→ Excerpt:
-----

Was it on November 5, 1958, that the Space Task Group, originally called the Task Group, was actually officially formed?
Yes. I saw that date somewhere. We called ourselves the Space Task Group before anybody knew why we did it.
Do you remember where the term "Space Task Group" came from?
I think it was the best thing I could think of. A lot of people wanted to call it the Task Force. I didn't think that was a good thing, Task Force. It was a group.
Not a Tiger Team?
Not a Tiger Team, not a Skunk Works. It wasn't any of those things; it was a Task Group.
I'd like to get at just that question, following that up. Why is group better than force for you?
[66] Because force is an adjective that implies you have a lot of strength. I didn't know whether we had a lot of strength or not.
Some people, when they build, try to appear as if they have the strength, hoping that this will make a lot of people assume they have it. They basically assume the position, and what they expect. Others build from the inside.
We had the strength. We had the money. What we needed was a good name, and we didn't want to sound like we thought we were too big for our britches. We were a Task Group. We had a big task and we were a group. It was a very good name. I wouldn't have changed it for Task Force. A Task Force is something you use in the military.

-----

Layout coordinate data:
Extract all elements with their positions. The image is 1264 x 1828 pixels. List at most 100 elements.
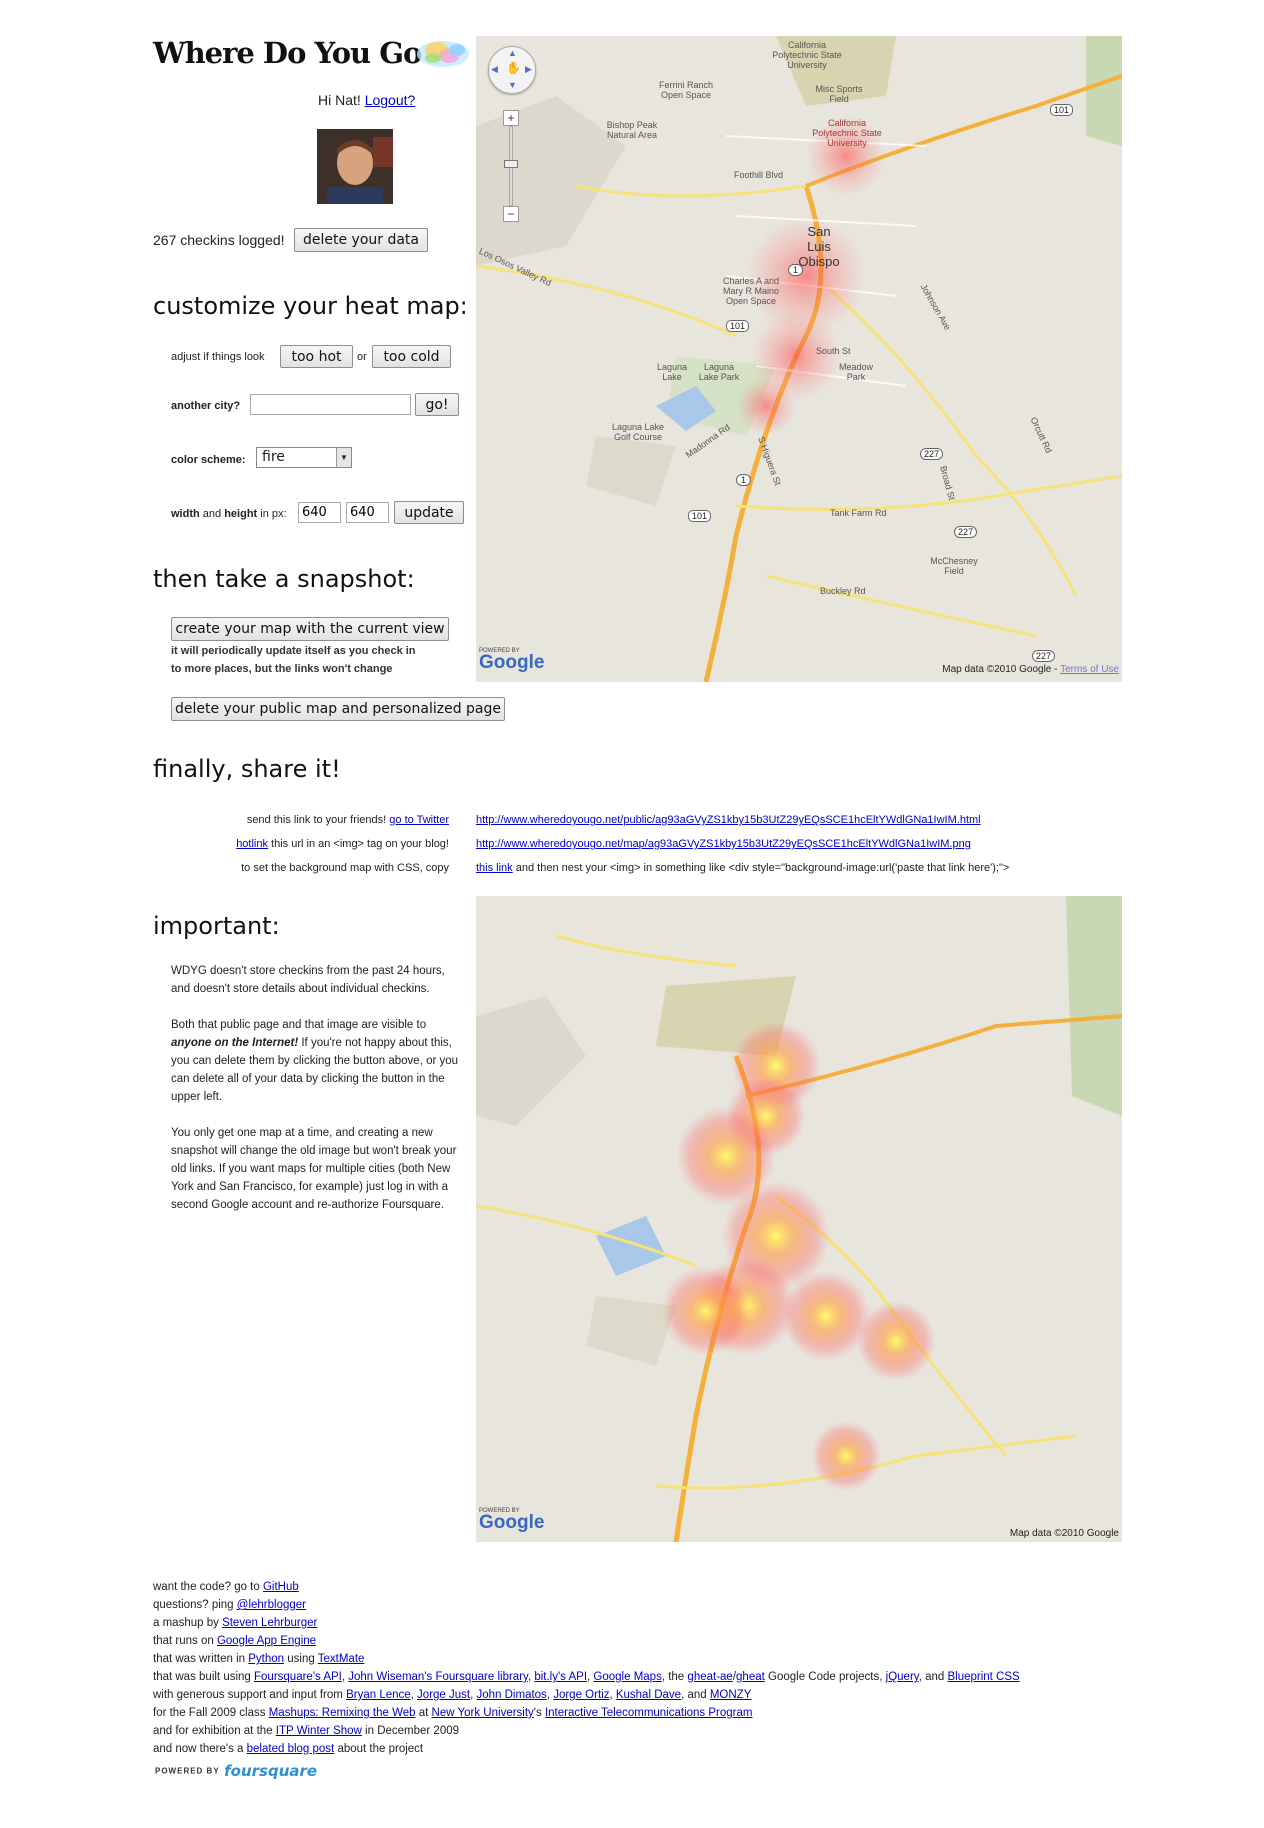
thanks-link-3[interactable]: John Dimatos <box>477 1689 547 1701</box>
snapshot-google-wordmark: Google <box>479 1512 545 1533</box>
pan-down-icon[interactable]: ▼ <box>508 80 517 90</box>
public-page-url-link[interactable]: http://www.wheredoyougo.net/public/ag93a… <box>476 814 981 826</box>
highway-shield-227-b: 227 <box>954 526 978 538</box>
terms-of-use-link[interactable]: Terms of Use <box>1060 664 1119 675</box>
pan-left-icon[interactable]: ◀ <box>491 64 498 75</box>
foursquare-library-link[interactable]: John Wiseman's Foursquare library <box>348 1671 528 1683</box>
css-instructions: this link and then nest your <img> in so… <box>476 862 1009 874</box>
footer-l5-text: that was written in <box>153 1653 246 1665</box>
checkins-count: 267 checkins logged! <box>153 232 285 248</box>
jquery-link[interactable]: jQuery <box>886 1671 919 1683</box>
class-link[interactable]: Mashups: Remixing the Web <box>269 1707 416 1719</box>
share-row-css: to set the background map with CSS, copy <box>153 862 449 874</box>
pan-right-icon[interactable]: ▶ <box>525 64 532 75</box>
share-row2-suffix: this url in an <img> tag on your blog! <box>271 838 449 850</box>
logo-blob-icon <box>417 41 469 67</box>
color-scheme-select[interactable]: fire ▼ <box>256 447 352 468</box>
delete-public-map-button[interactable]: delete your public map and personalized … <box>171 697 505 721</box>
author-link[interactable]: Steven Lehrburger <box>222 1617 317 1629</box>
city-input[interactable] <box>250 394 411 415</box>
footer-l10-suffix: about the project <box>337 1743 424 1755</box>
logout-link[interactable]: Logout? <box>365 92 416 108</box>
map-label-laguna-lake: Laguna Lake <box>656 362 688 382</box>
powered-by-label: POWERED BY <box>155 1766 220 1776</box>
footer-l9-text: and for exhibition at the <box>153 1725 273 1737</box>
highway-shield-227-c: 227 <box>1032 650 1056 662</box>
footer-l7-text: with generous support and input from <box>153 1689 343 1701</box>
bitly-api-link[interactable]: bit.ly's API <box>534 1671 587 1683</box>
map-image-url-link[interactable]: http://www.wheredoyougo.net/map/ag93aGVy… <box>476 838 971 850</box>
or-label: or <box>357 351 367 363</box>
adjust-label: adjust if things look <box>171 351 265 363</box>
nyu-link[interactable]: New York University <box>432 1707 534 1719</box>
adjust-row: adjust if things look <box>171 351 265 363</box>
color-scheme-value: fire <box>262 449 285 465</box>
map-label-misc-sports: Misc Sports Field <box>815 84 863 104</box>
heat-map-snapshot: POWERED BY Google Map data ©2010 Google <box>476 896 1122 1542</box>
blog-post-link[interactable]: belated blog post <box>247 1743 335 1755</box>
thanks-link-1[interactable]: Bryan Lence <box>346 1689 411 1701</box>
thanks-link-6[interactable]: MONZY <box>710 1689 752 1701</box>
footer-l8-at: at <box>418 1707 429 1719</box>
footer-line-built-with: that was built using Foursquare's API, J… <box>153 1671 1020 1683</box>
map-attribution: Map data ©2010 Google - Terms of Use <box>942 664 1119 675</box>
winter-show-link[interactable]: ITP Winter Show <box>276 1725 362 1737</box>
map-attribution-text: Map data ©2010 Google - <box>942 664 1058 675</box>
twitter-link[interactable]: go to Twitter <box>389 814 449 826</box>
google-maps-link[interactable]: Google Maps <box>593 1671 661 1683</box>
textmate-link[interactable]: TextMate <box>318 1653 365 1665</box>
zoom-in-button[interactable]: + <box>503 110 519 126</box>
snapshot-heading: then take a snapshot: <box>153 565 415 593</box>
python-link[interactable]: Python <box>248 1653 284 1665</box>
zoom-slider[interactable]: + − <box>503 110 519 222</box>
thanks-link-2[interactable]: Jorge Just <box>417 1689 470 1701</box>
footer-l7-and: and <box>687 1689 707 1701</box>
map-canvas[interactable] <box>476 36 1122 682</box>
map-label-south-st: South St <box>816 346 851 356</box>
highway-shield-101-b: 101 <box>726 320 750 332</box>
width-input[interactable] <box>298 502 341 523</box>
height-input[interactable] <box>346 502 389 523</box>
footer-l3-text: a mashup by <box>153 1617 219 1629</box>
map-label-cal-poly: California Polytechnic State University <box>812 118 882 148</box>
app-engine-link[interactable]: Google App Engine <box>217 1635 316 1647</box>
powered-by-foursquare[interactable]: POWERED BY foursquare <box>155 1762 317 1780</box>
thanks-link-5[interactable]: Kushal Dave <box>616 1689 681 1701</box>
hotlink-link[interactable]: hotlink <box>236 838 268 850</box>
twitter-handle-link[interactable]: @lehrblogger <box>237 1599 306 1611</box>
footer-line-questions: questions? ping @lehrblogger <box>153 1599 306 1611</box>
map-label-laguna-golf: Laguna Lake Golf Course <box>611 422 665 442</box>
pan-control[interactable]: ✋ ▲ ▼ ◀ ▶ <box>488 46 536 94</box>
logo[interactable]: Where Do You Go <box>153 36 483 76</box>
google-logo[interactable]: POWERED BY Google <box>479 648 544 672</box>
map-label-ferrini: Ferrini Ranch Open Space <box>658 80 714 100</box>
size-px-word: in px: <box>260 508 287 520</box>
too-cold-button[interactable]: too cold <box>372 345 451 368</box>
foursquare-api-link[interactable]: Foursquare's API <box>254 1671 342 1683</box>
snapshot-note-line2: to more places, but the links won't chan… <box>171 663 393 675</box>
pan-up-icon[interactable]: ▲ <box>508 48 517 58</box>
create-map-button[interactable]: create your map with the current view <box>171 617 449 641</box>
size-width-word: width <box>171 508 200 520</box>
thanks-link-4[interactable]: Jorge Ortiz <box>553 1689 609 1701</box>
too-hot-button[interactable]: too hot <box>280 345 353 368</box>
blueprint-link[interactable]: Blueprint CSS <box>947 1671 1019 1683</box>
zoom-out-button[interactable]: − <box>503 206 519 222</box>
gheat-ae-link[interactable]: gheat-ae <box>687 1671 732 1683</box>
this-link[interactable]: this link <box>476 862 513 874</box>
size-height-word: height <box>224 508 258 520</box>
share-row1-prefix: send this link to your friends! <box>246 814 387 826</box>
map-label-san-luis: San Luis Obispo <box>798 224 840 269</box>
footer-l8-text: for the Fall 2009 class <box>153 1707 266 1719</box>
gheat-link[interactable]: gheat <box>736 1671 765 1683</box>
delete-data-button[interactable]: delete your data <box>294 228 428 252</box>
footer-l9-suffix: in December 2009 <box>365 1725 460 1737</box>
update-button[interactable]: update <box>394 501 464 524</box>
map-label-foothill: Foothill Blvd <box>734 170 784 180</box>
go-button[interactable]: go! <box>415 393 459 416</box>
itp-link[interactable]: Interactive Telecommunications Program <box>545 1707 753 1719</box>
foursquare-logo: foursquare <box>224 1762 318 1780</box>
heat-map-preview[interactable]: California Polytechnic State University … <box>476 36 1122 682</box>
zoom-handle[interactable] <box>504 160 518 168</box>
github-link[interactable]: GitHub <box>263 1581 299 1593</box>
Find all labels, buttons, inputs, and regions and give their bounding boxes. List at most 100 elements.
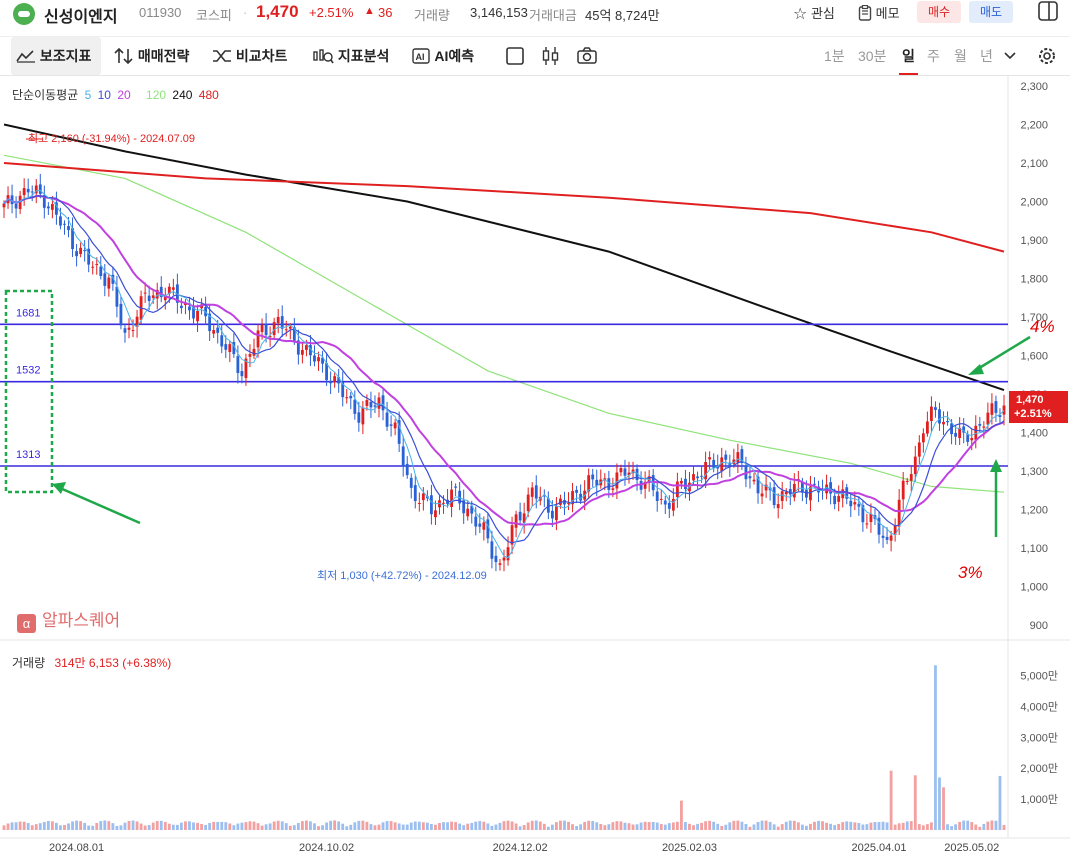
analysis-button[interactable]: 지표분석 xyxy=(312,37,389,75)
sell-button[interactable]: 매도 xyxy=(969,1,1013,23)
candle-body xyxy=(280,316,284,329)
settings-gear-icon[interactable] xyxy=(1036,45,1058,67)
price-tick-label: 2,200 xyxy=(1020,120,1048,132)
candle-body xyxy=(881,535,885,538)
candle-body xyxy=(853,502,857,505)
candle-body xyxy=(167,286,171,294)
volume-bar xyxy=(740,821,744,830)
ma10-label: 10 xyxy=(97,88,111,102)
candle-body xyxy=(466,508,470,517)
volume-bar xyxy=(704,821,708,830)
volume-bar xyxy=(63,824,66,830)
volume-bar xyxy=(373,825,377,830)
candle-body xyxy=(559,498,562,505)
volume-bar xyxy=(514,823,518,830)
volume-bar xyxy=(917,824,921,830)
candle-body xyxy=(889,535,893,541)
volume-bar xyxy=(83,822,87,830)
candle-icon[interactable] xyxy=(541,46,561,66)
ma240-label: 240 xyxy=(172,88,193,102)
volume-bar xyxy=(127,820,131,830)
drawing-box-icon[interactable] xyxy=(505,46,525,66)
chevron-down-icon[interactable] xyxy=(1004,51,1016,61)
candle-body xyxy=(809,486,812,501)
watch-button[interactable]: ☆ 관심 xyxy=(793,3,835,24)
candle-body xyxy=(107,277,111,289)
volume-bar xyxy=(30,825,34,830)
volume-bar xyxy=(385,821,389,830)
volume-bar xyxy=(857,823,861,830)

-----

→ Aim:
In the interview about the Space Task Group, what name did a lot of people want to give the group instead?

→ Answer for the task:
The Task Force.